* Written exercise: Please give the listing again, word for word, with nothing left out.

[Stored data]

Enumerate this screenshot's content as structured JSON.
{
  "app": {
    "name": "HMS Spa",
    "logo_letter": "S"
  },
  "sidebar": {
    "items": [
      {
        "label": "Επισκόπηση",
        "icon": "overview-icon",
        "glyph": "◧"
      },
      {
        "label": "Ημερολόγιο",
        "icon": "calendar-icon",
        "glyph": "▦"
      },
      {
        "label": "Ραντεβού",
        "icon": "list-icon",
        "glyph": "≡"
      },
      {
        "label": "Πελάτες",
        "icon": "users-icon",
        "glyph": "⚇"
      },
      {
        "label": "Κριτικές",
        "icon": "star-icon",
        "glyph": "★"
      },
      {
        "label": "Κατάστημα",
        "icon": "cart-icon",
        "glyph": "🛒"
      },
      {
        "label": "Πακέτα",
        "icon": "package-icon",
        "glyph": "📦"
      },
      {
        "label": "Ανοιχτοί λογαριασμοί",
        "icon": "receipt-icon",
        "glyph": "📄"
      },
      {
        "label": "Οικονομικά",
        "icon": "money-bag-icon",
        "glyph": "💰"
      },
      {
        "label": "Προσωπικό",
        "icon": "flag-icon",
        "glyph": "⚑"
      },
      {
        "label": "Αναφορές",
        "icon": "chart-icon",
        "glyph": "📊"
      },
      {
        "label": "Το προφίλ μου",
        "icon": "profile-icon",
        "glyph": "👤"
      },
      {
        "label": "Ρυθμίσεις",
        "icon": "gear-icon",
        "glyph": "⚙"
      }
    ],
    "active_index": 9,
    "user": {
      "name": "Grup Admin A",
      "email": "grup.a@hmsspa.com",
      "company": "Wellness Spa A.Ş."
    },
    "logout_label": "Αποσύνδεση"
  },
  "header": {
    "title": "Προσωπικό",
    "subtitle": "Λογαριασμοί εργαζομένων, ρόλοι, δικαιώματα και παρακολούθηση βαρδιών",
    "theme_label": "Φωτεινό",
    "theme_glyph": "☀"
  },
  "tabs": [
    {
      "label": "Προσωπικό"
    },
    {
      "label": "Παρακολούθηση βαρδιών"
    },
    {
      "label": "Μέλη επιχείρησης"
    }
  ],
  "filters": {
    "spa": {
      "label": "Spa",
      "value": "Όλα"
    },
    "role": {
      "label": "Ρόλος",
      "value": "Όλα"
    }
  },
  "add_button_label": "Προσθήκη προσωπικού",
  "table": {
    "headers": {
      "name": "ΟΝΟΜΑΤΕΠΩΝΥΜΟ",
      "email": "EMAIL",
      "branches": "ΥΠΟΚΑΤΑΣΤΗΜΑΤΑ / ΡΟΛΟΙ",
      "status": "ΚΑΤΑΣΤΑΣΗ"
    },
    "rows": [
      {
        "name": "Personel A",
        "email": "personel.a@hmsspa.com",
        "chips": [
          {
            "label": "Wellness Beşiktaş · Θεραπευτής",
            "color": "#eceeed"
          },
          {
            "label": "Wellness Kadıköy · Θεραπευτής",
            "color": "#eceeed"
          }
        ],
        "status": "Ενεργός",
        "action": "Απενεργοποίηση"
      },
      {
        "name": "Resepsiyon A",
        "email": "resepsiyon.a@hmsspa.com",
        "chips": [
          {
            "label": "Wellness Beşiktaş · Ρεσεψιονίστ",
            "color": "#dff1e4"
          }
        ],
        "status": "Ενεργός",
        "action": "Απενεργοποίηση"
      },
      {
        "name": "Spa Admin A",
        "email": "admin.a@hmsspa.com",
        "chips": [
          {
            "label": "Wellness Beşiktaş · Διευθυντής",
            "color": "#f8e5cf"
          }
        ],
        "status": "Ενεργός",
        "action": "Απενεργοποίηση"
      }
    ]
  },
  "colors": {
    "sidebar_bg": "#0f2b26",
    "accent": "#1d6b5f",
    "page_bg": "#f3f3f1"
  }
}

* Response to this task:
Enumerate this screenshot's content as structured JSON.
{
  "app": {
    "name": "HMS Spa",
    "logo_letter": "S"
  },
  "sidebar": {
    "items": [
      {
        "label": "Επισκόπηση",
        "icon": "overview-icon",
        "glyph": "◧"
      },
      {
        "label": "Ημερολόγιο",
        "icon": "calendar-icon",
        "glyph": "▦"
      },
      {
        "label": "Ραντεβού",
        "icon": "list-icon",
        "glyph": "≡"
      },
      {
        "label": "Πελάτες",
        "icon": "users-icon",
        "glyph": "⚇"
      },
      {
        "label": "Κριτικές",
        "icon": "star-icon",
        "glyph": "★"
      },
      {
        "label": "Κατάστημα",
        "icon": "cart-icon",
        "glyph": "🛒"
      },
      {
        "label": "Πακέτα",
        "icon": "package-icon",
        "glyph": "📦"
      },
      {
        "label": "Ανοιχτοί λογαριασμοί",
        "icon": "receipt-icon",
        "glyph": "📄"
      },
      {
        "label": "Οικονομικά",
        "icon": "money-bag-icon",
        "glyph": "💰"
      },
      {
        "label": "Προσωπικό",
        "icon": "flag-icon",
        "glyph": "⚑"
      },
      {
        "label": "Αναφορές",
        "icon": "chart-icon",
        "glyph": "📊"
      },
      {
        "label": "Το προφίλ μου",
        "icon": "profile-icon",
        "glyph": "👤"
      },
      {
        "label": "Ρυθμίσεις",
        "icon": "gear-icon",
        "glyph": "⚙"
      }
    ],
    "active_index": 9,
    "user": {
      "name": "Grup Admin A",
      "email": "grup.a@hmsspa.com",
      "company": "Wellness Spa A.Ş."
    },
    "logout_label": "Αποσύνδεση"
  },
  "header": {
    "title": "Προσωπικό",
    "subtitle": "Λογαριασμοί εργαζομένων, ρόλοι, δικαιώματα και παρακολούθηση βαρδιών",
    "theme_label": "Φωτεινό",
    "theme_glyph": "☀"
  },
  "tabs": [
    {
      "label": "Προσωπικό"
    },
    {
      "label": "Παρακολούθηση βαρδιών"
    },
    {
      "label": "Μέλη επιχείρησης"
    }
  ],
  "filters": {
    "spa": {
      "label": "Spa",
      "value": "Όλα"
    },
    "role": {
      "label": "Ρόλος",
      "value": "Όλα"
    }
  },
  "add_button_label": "Προσθήκη προσωπικού",
  "table": {
    "headers": {
      "name": "ΟΝΟΜΑΤΕΠΩΝΥΜΟ",
      "email": "EMAIL",
      "branches": "ΥΠΟΚΑΤΑΣΤΗΜΑΤΑ / ΡΟΛΟΙ",
      "status": "ΚΑΤΑΣΤΑΣΗ"
    },
    "rows": [
      {
        "name": "Personel A",
        "email": "personel.a@hmsspa.com",
        "chips": [
          {
            "label": "Wellness Beşiktaş · Θεραπευτής",
            "color": "#eceeed"
          },
          {
            "label": "Wellness Kadıköy · Θεραπευτής",
            "color": "#eceeed"
          }
        ],
        "status": "Ενεργός",
        "action": "Απενεργοποίηση"
      },
      {
        "name": "Resepsiyon A",
        "email": "resepsiyon.a@hmsspa.com",
        "chips": [
          {
            "label": "Wellness Beşiktaş · Ρεσεψιονίστ",
            "color": "#dff1e4"
          }
        ],
        "status": "Ενεργός",
        "action": "Απενεργοποίηση"
      },
      {
        "name": "Spa Admin A",
        "email": "admin.a@hmsspa.com",
        "chips": [
          {
            "label": "Wellness Beşiktaş · Διευθυντής",
            "color": "#f8e5cf"
          }
        ],
        "status": "Ενεργός",
        "action": "Απενεργοποίηση"
      }
    ]
  },
  "colors": {
    "sidebar_bg": "#0f2b26",
    "accent": "#1d6b5f",
    "page_bg": "#f3f3f1"
  }
}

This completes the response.